### Instructions to follow
Select the lines of the records containing the word "함유되지" and list them.

--- start Source records ---

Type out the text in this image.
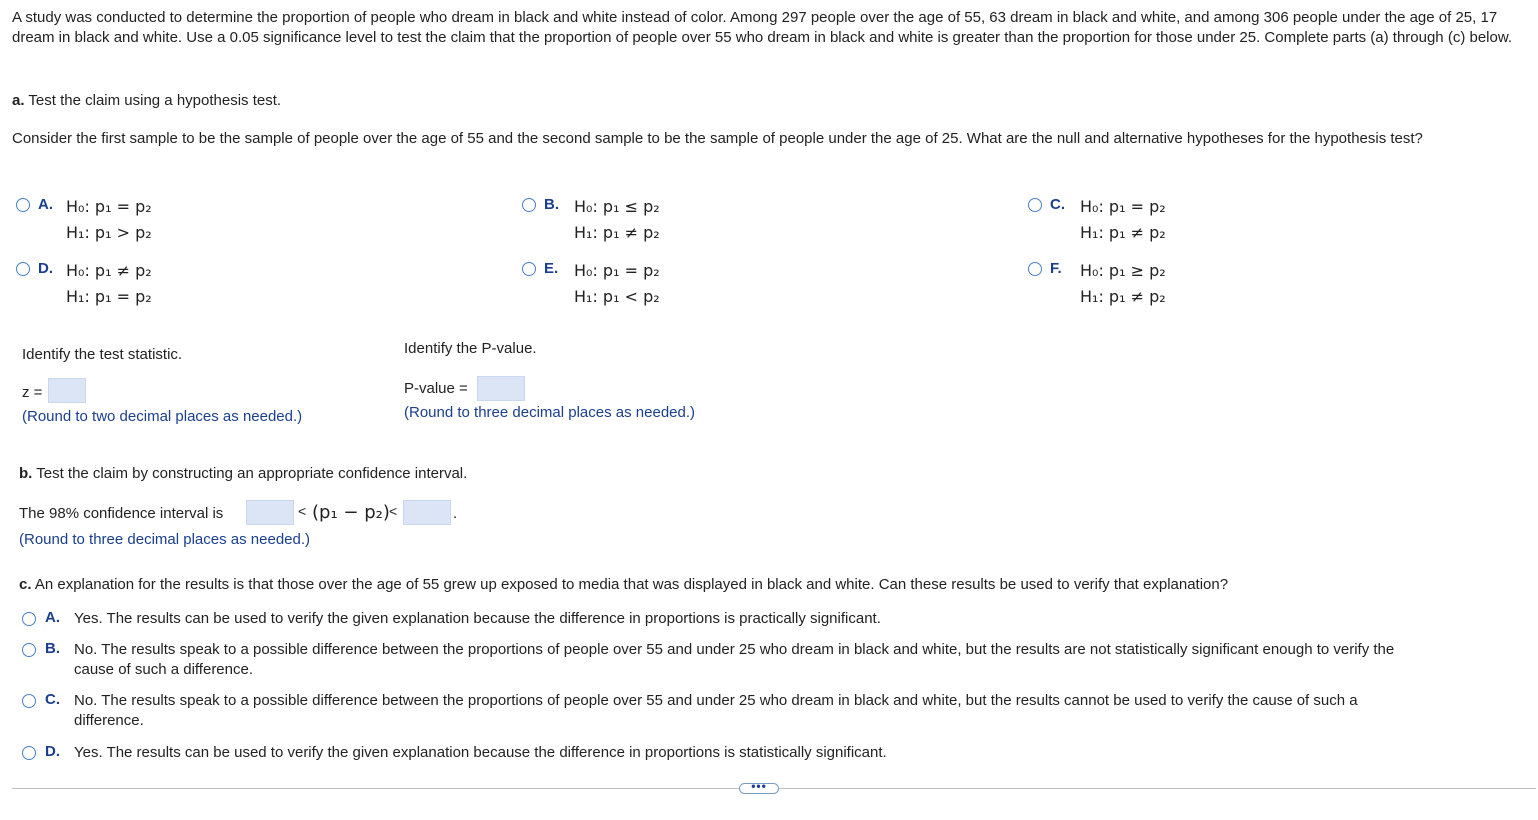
A study was conducted to determine the proportion of people who dream in black and white instead of color. Among 297 people over the age of 55, 63 dream in black and white, and among 306 people under the age of 25, 17 dream in black and white. Use a 0.05 significance level to test the claim that the proportion of people over 55 who dream in black and white is greater than the proportion for those under 25. Complete parts (a) through (c) below.
a. Test the claim using a hypothesis test.
Consider the first sample to be the sample of people over the age of 55 and the second sample to be the sample of people under the age of 25. What are the null and alternative hypotheses for the hypothesis test?
A. H₀: p₁ = p₂
H₁: p₁ > p₂
B. H₀: p₁ ≤ p₂
H₁: p₁ ≠ p₂
C. H₀: p₁ = p₂
H₁: p₁ ≠ p₂
D. H₀: p₁ ≠ p₂
H₁: p₁ = p₂
E. H₀: p₁ = p₂
H₁: p₁ < p₂
F. H₀: p₁ ≥ p₂
H₁: p₁ ≠ p₂
Identify the test statistic.
z =
(Round to two decimal places as needed.)
Identify the P-value.
P-value =
(Round to three decimal places as needed.)
b. Test the claim by constructing an appropriate confidence interval.
The 98% confidence interval is	< (p₁ − p₂) <	.
(Round to three decimal places as needed.)
c. An explanation for the results is that those over the age of 55 grew up exposed to media that was displayed in black and white. Can these results be used to verify that explanation?
A. Yes. The results can be used to verify the given explanation because the difference in proportions is practically significant.
B. No. The results speak to a possible difference between the proportions of people over 55 and under 25 who dream in black and white, but the results are not statistically significant enough to verify the
cause of such a difference.
C. No. The results speak to a possible difference between the proportions of people over 55 and under 25 who dream in black and white, but the results cannot be used to verify the cause of such a
difference.
D. Yes. The results can be used to verify the given explanation because the difference in proportions is statistically significant.
•••
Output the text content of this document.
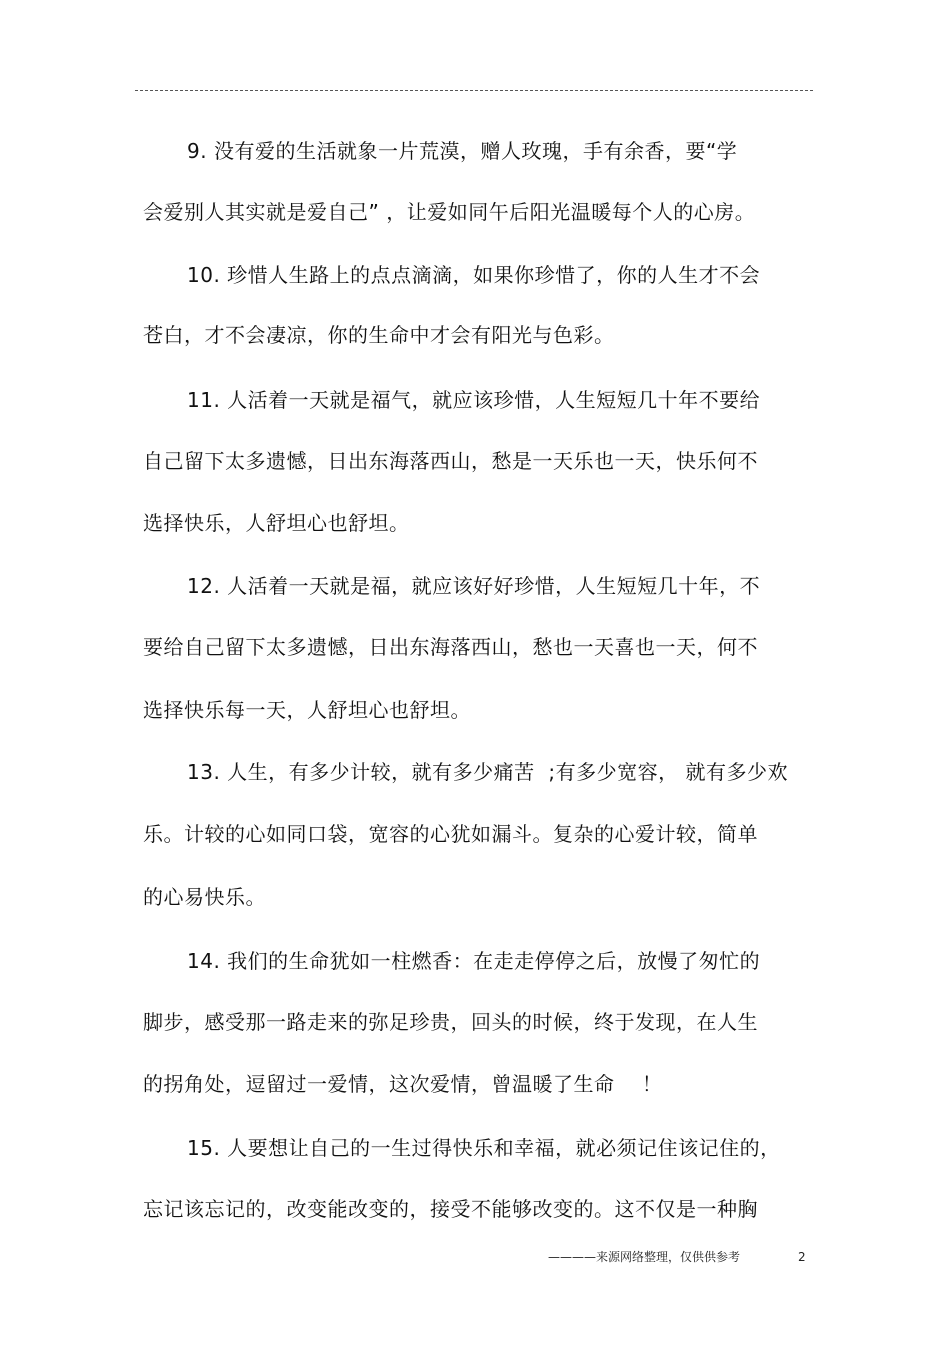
9. 没有爱的生活就象一片荒漠，赠人玫瑰，手有余香，要“学
会爱别人其实就是爱自己” ，让爱如同午后阳光温暖每个人的心房。
10. 珍惜人生路上的点点滴滴，如果你珍惜了，你的人生才不会
苍白，才不会凄凉，你的生命中才会有阳光与色彩。
11. 人活着一天就是福气，就应该珍惜，人生短短几十年不要给
自己留下太多遗憾，日出东海落西山，愁是一天乐也一天，快乐何不
选择快乐，人舒坦心也舒坦。
12. 人活着一天就是福，就应该好好珍惜，人生短短几十年，不
要给自己留下太多遗憾，日出东海落西山，愁也一天喜也一天，何不
选择快乐每一天，人舒坦心也舒坦。
13. 人生，有多少计较，就有多少痛苦  ;有多少宽容， 就有多少欢
乐。计较的心如同口袋，宽容的心犹如漏斗。复杂的心爱计较，简单
的心易快乐。
14. 我们的生命犹如一柱燃香：在走走停停之后，放慢了匆忙的
脚步，感受那一路走来的弥足珍贵，回头的时候，终于发现，在人生
的拐角处，逗留过一爱情，这次爱情，曾温暖了生命    ！
15. 人要想让自己的一生过得快乐和幸福，就必须记住该记住的，
忘记该忘记的，改变能改变的，接受不能够改变的。这不仅是一种胸
————来源网络整理，仅供供参考	2
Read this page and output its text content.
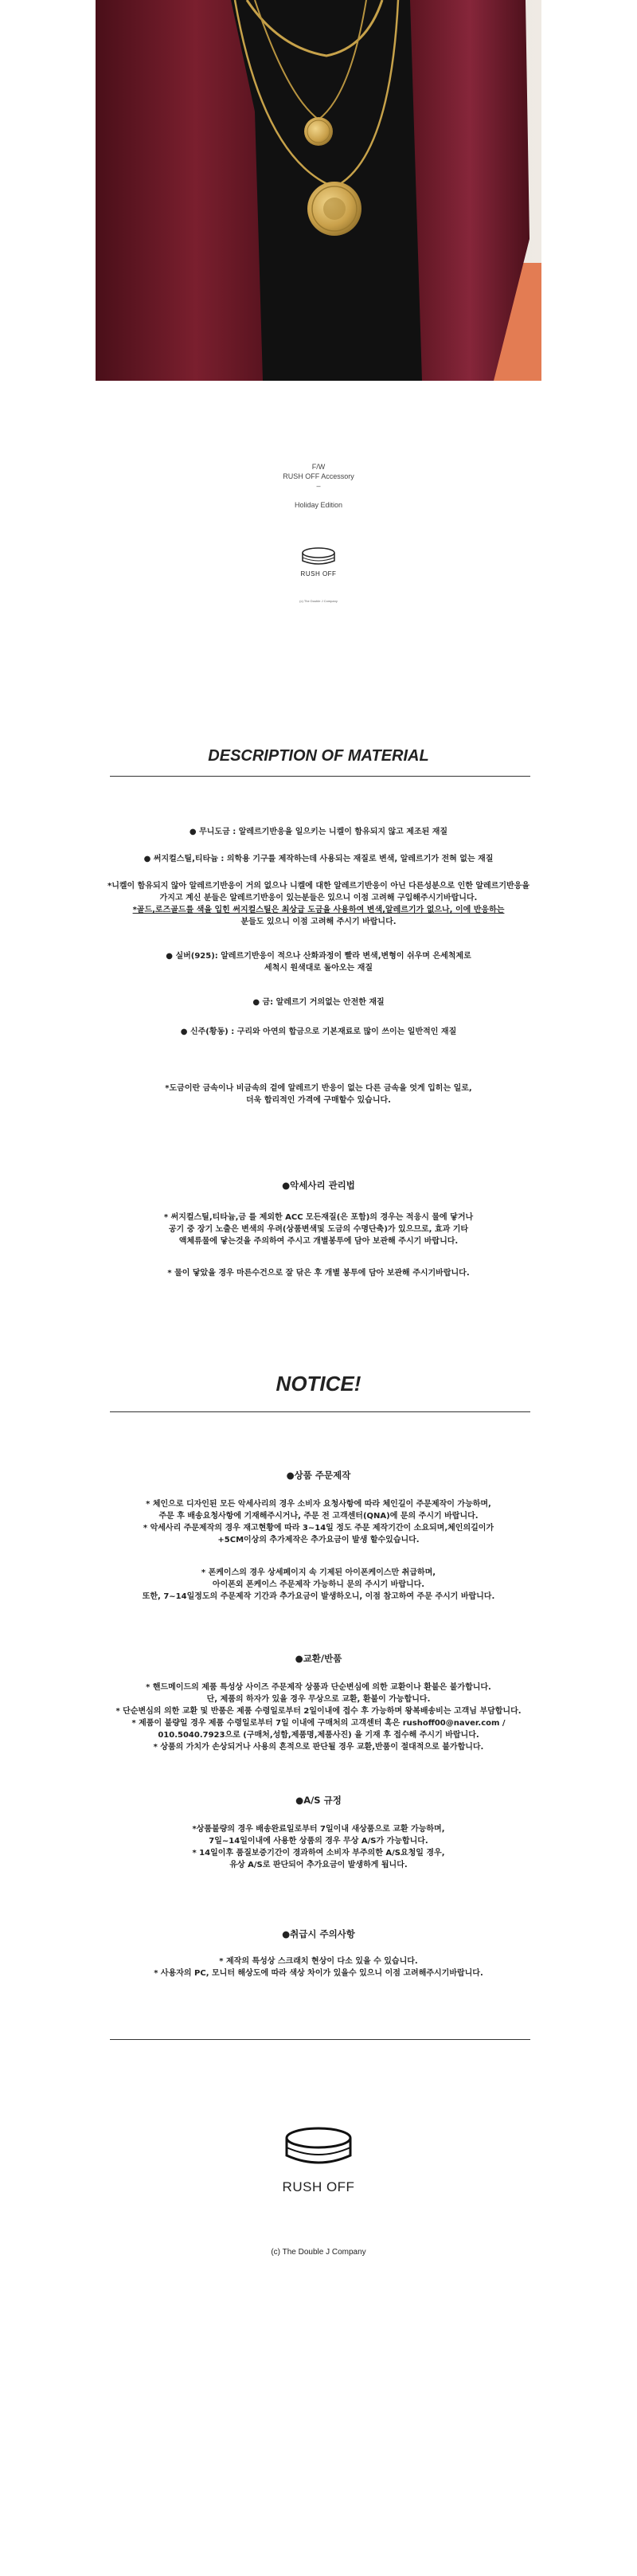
F/W
RUSH OFF Accessory
–
Holiday Edition
RUSH OFF
(c) The Double J Company
DESCRIPTION OF MATERIAL
● 무니도금 : 알레르기반응을 일으키는 니켈이 함유되지 않고 제조된 재질
● 써지컬스틸,티타늄 : 의학용 기구를 제작하는데 사용되는 재질로 변색, 알레르기가 전혀 없는 재질
*니켈이 함유되지 않아 알레르기반응이 거의 없으나 니켈에 대한 알레르기반응이 아닌 다른성분으로 인한 알레르기반응을
가지고 계신 분들은 알레르기반응이 있는분들은 있으니 이점 고려해 구입해주시기바랍니다.
*골드,로즈골드를 색을 입힌 써지컬스틸은 최상급 도금을 사용하여 변색,알레르기가 없으나, 이에 반응하는
분들도 있으니 이점 고려해 주시기 바랍니다.
● 실버(925): 알레르기반응이 적으나 산화과정이 빨라 변색,변형이 쉬우며 은세척제로
세척시 원색대로 돌아오는 재질
● 금: 알레르기 거의없는 안전한 재질
● 신주(황동) : 구리와 아연의 합금으로 기본재료로 많이 쓰이는 일반적인 재질
*도금이란 금속이나 비금속의 겉에 알레르기 반응이 없는 다른 금속을 엇게 입히는 일로,
더욱 합리적인 가격에 구매할수 있습니다.
●악세사리 관리법
* 써지컬스틸,티타늄,금 를 제외한 ACC 모든재질(은 포함)의 경우는 적응시 물에 닿거나
공기 중 장기 노출은 변색의 우려(상품변색및 도금의 수명단축)가 있으므로, 효과 기타
액체류물에 닿는것을 주의하여 주시고 개별봉투에 담아 보관해 주시기 바랍니다.
* 물이 닿았을 경우 마른수건으로 잘 닦은 후 개별 봉투에 담아 보관해 주시기바랍니다.
NOTICE!
●상품 주문제작
* 체인으로 디자인된 모든 악세사리의 경우 소비자 요청사항에 따라 체인길이 주문제작이 가능하며,
주문 후 배송요청사항에 기재해주시거나, 주문 전 고객센터(QNA)에 문의 주시기 바랍니다.
* 악세사리 주문제작의 경우 재고현황에 따라 3~14일 정도 주문 제작기간이 소요되며,체인의길이가
+5CM이상의 추가제작은 추가요금이 발생 할수있습니다.
* 폰케이스의 경우 상세페이지 속 기제된 아이폰케이스만 취급하며,
아이폰외 폰케이스 주문제작 가능하니 문의 주시기 바랍니다.
또한, 7~14일정도의 주문제작 기간과 추가요금이 발생하오니, 이점 참고하여 주문 주시기 바랍니다.
●교환/반품
* 핸드메이드의 제품 특성상 사이즈 주문제작 상품과 단순변심에 의한 교환이나 환불은 불가합니다.
단, 제품의 하자가 있을 경우 무상으로 교환, 환불이 가능합니다.
* 단순변심의 의한 교환 및 반품은 제품 수령일로부터 2일이내에 접수 후 가능하며 왕복배송비는 고객님 부담합니다.
* 제품이 불량일 경우 제품 수령일로부터 7일 이내에 구매처의 고객센터 혹은 rushoff00@naver.com /
010.5040.7923으로 (구매처,성함,제품명,제품사진) 을 기재 후 접수해 주시기 바랍니다.
* 상품의 가치가 손상되거나 사용의 흔적으로 판단될 경우 교환,반품이 절대적으로 불가합니다.
●A/S 규정
*상품불량의 경우 배송완료일로부터 7일이내 새상품으로 교환 가능하며,
7일~14일이내에 사용한 상품의 경우 무상 A/S가 가능합니다.
* 14일이후 품질보증기간이 경과하여 소비자 부주의한 A/S요청일 경우,
유상 A/S로 판단되어 추가요금이 발생하게 됩니다.
●취급시 주의사항
* 제작의 특성상 스크래치 현상이 다소 있을 수 있습니다.
* 사용자의 PC, 모니터 해상도에 따라 색상 차이가 있을수 있으니 이점 고려해주시기바랍니다.
RUSH OFF
(c) The Double J Company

--- end Source records ---

### Result
● 무니도금 : 알레르기반응을 일으키는 니켈이 함유되지 않고 제조된 재질
*니켈이 함유되지 않아 알레르기반응이 거의 없으나 니켈에 대한 알레르기반응이 아닌 다른성분으로 인한 알레르기반응을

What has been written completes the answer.